> [STORED ROWS]
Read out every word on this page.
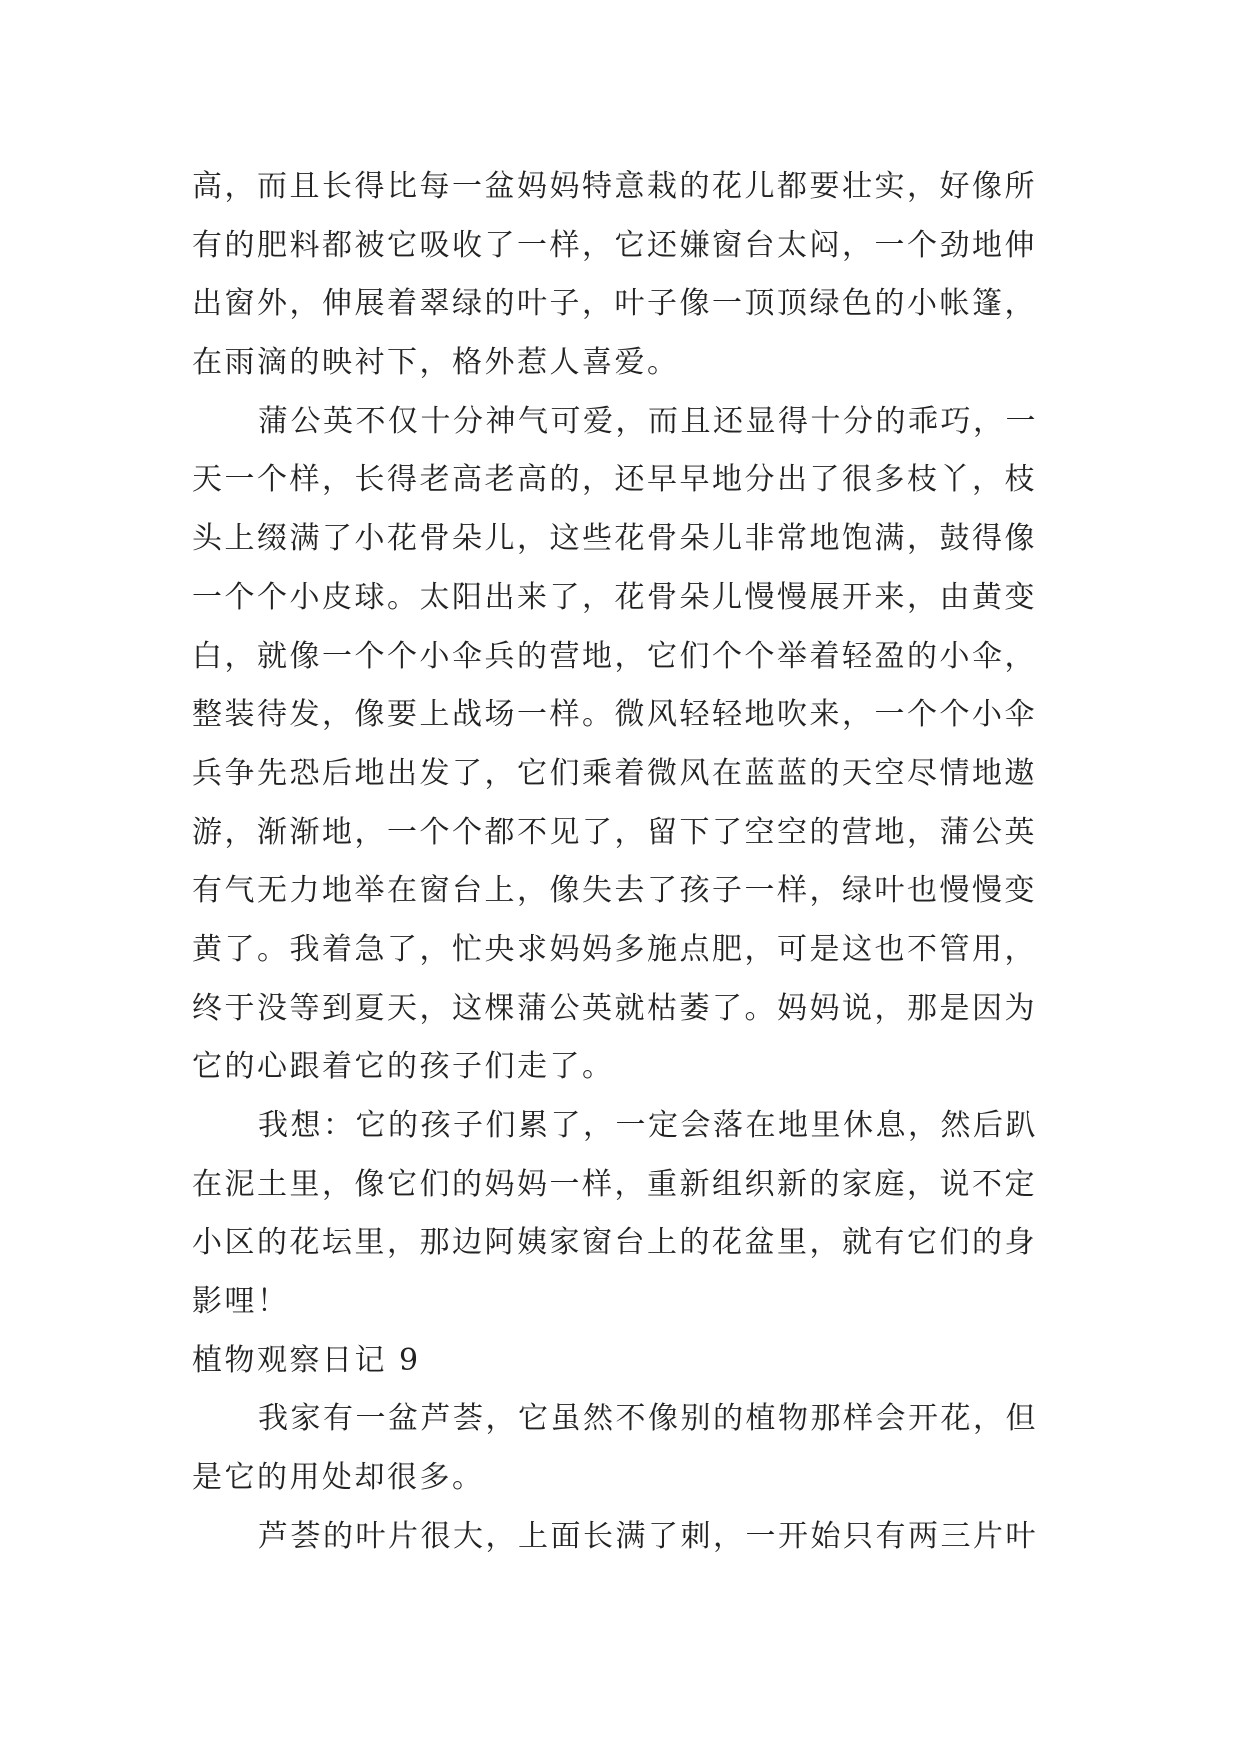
高，而且长得比每一盆妈妈特意栽的花儿都要壮实，好像所
有的肥料都被它吸收了一样，它还嫌窗台太闷，一个劲地伸
出窗外，伸展着翠绿的叶子，叶子像一顶顶绿色的小帐篷，
在雨滴的映衬下，格外惹人喜爱。
蒲公英不仅十分神气可爱，而且还显得十分的乖巧，一
天一个样，长得老高老高的，还早早地分出了很多枝丫，枝
头上缀满了小花骨朵儿，这些花骨朵儿非常地饱满，鼓得像
一个个小皮球。太阳出来了，花骨朵儿慢慢展开来，由黄变
白，就像一个个小伞兵的营地，它们个个举着轻盈的小伞，
整装待发，像要上战场一样。微风轻轻地吹来，一个个小伞
兵争先恐后地出发了，它们乘着微风在蓝蓝的天空尽情地遨
游，渐渐地，一个个都不见了，留下了空空的营地，蒲公英
有气无力地举在窗台上，像失去了孩子一样，绿叶也慢慢变
黄了。我着急了，忙央求妈妈多施点肥，可是这也不管用，
终于没等到夏天，这棵蒲公英就枯萎了。妈妈说，那是因为
它的心跟着它的孩子们走了。
我想：它的孩子们累了，一定会落在地里休息，然后趴
在泥土里，像它们的妈妈一样，重新组织新的家庭，说不定
小区的花坛里，那边阿姨家窗台上的花盆里，就有它们的身
影哩！
植物观察日记 9
我家有一盆芦荟，它虽然不像别的植物那样会开花，但
是它的用处却很多。
芦荟的叶片很大，上面长满了刺，一开始只有两三片叶
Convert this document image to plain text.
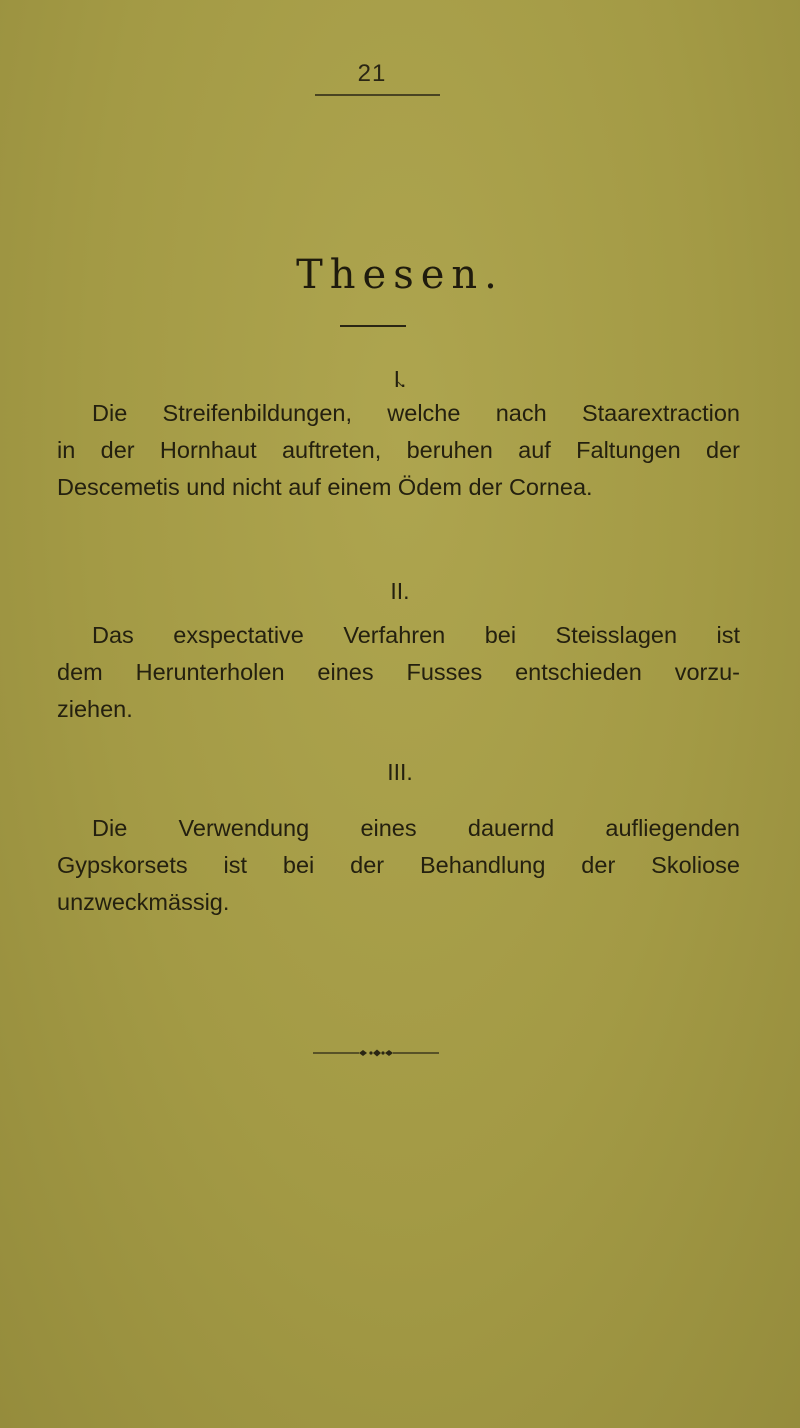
21
Thesen.
I.
Die Streifenbildungen, welche nach Staarextraction
in der Hornhaut auftreten, beruhen auf Faltungen der
Descemetis und nicht auf einem Ödem der Cornea.
II.
Das exspectative Verfahren bei Steisslagen ist
dem Herunterholen eines Fusses entschieden vorzu-
ziehen.
III.
Die Verwendung eines dauernd aufliegenden
Gypskorsets ist bei der Behandlung der Skoliose
unzweckmässig.
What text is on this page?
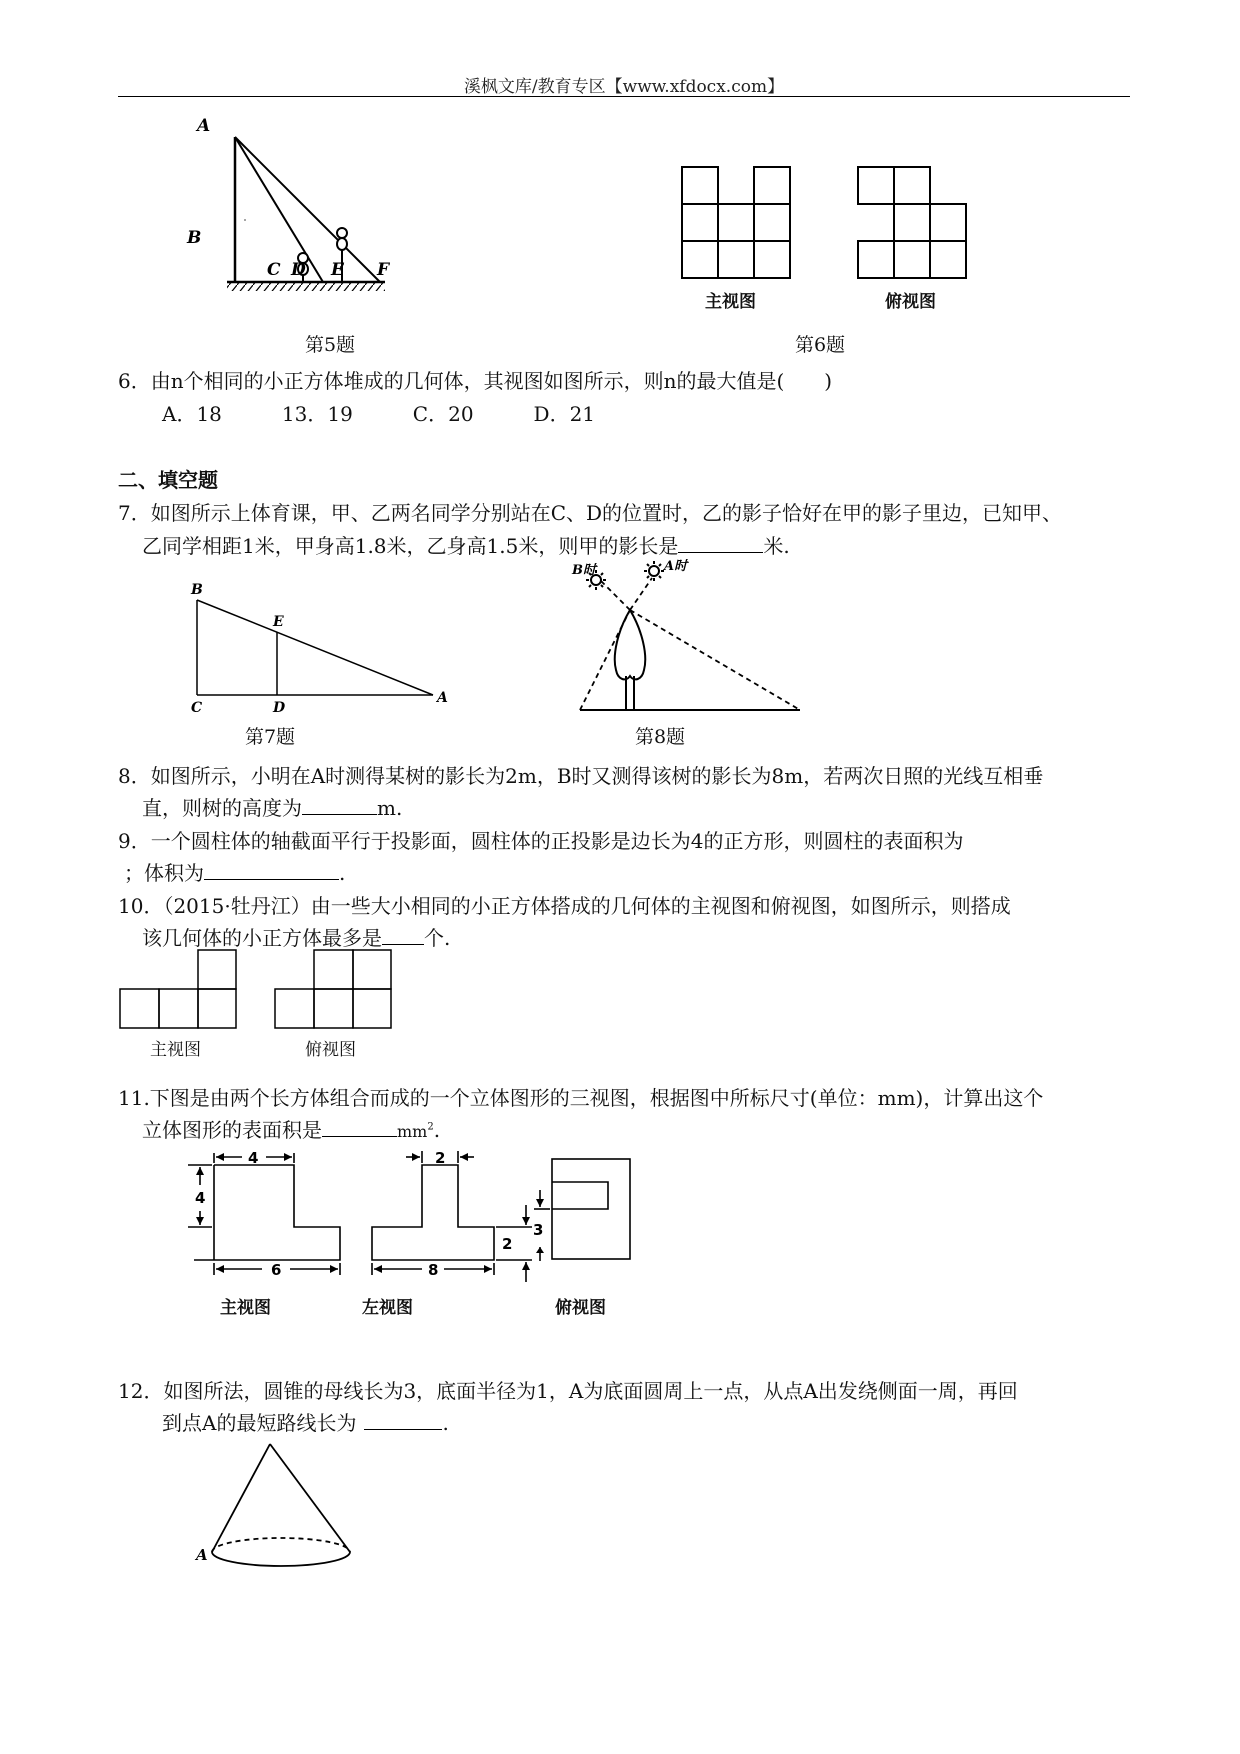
溪枫文库/教育专区【www.xfdocx.com】
A
B
C D E F
第5题
主视图	俯视图
第6题
6．由n个相同的小正方体堆成的几何体，其视图如图所示，则n的最大值是(　　)
A．18　　　13．19　　　C．20　　　D．21
二、填空题
7．如图所示上体育课，甲、乙两名同学分别站在C、D的位置时，乙的影子恰好在甲的影子里边，已知甲、
乙同学相距1米，甲身高1.8米，乙身高1.5米，则甲的影长是	米.
B
E
C	D
A
第7题
B时	A时
第8题
8．如图所示，小明在A时测得某树的影长为2m，B时又测得该树的影长为8m，若两次日照的光线互相垂
直，则树的高度为	m.
9．一个圆柱体的轴截面平行于投影面，圆柱体的正投影是边长为4的正方形，则圆柱的表面积为
；体积为	.
10．（2015·牡丹江）由一些大小相同的小正方体搭成的几何体的主视图和俯视图，如图所示，则搭成
该几何体的小正方体最多是 个.
主视图	俯视图
11.下图是由两个长方体组合而成的一个立体图形的三视图，根据图中所标尺寸(单位：mm)，计算出这个
立体图形的表面积是	$mm^2$.
4
4
6
2
8
2
3
主视图	左视图	俯视图
12．如图所法，圆锥的母线长为3，底面半径为1，A为底面圆周上一点，从点A出发绕侧面一周，再回
到点A的最短路线长为	.
A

> [TO BE DONE] Leave out the pictures and give the listing above again exactly.

> [WRITTEN RESPONSE]
Read out every word on this page.
高，而且长得比每一盆妈妈特意栽的花儿都要壮实，好像所
有的肥料都被它吸收了一样，它还嫌窗台太闷，一个劲地伸
出窗外，伸展着翠绿的叶子，叶子像一顶顶绿色的小帐篷，
在雨滴的映衬下，格外惹人喜爱。
蒲公英不仅十分神气可爱，而且还显得十分的乖巧，一
天一个样，长得老高老高的，还早早地分出了很多枝丫，枝
头上缀满了小花骨朵儿，这些花骨朵儿非常地饱满，鼓得像
一个个小皮球。太阳出来了，花骨朵儿慢慢展开来，由黄变
白，就像一个个小伞兵的营地，它们个个举着轻盈的小伞，
整装待发，像要上战场一样。微风轻轻地吹来，一个个小伞
兵争先恐后地出发了，它们乘着微风在蓝蓝的天空尽情地遨
游，渐渐地，一个个都不见了，留下了空空的营地，蒲公英
有气无力地举在窗台上，像失去了孩子一样，绿叶也慢慢变
黄了。我着急了，忙央求妈妈多施点肥，可是这也不管用，
终于没等到夏天，这棵蒲公英就枯萎了。妈妈说，那是因为
它的心跟着它的孩子们走了。
我想：它的孩子们累了，一定会落在地里休息，然后趴
在泥土里，像它们的妈妈一样，重新组织新的家庭，说不定
小区的花坛里，那边阿姨家窗台上的花盆里，就有它们的身
影哩！
植物观察日记 9
我家有一盆芦荟，它虽然不像别的植物那样会开花，但
是它的用处却很多。
芦荟的叶片很大，上面长满了刺，一开始只有两三片叶
Convert this document image to plain text.
21
Thesen.
I.
Die Streifenbildungen, welche nach Staarextraction
in der Hornhaut auftreten, beruhen auf Faltungen der
Descemetis und nicht auf einem Ödem der Cornea.
II.
Das exspectative Verfahren bei Steisslagen ist
dem Herunterholen eines Fusses entschieden vorzu-
ziehen.
III.
Die Verwendung eines dauernd aufliegenden
Gypskorsets ist bei der Behandlung der Skoliose
unzweckmässig.
What text is on this page?
溪枫文库/教育专区【www.xfdocx.com】
A
B
C D E F
第5题
主视图	俯视图
第6题
6．由n个相同的小正方体堆成的几何体，其视图如图所示，则n的最大值是(　　)
A．18　　　13．19　　　C．20　　　D．21
二、填空题
7．如图所示上体育课，甲、乙两名同学分别站在C、D的位置时，乙的影子恰好在甲的影子里边，已知甲、
乙同学相距1米，甲身高1.8米，乙身高1.5米，则甲的影长是	米.
B
E
C	D
A
第7题
B时	A时
第8题
8．如图所示，小明在A时测得某树的影长为2m，B时又测得该树的影长为8m，若两次日照的光线互相垂
直，则树的高度为	m.
9．一个圆柱体的轴截面平行于投影面，圆柱体的正投影是边长为4的正方形，则圆柱的表面积为
；体积为	.
10．（2015·牡丹江）由一些大小相同的小正方体搭成的几何体的主视图和俯视图，如图所示，则搭成
该几何体的小正方体最多是 个.
主视图	俯视图
11.下图是由两个长方体组合而成的一个立体图形的三视图，根据图中所标尺寸(单位：mm)，计算出这个
立体图形的表面积是	$mm^2$.
4
4
6
2
8
2
3
主视图	左视图	俯视图
12．如图所法，圆锥的母线长为3，底面半径为1，A为底面圆周上一点，从点A出发绕侧面一周，再回
到点A的最短路线长为	.
A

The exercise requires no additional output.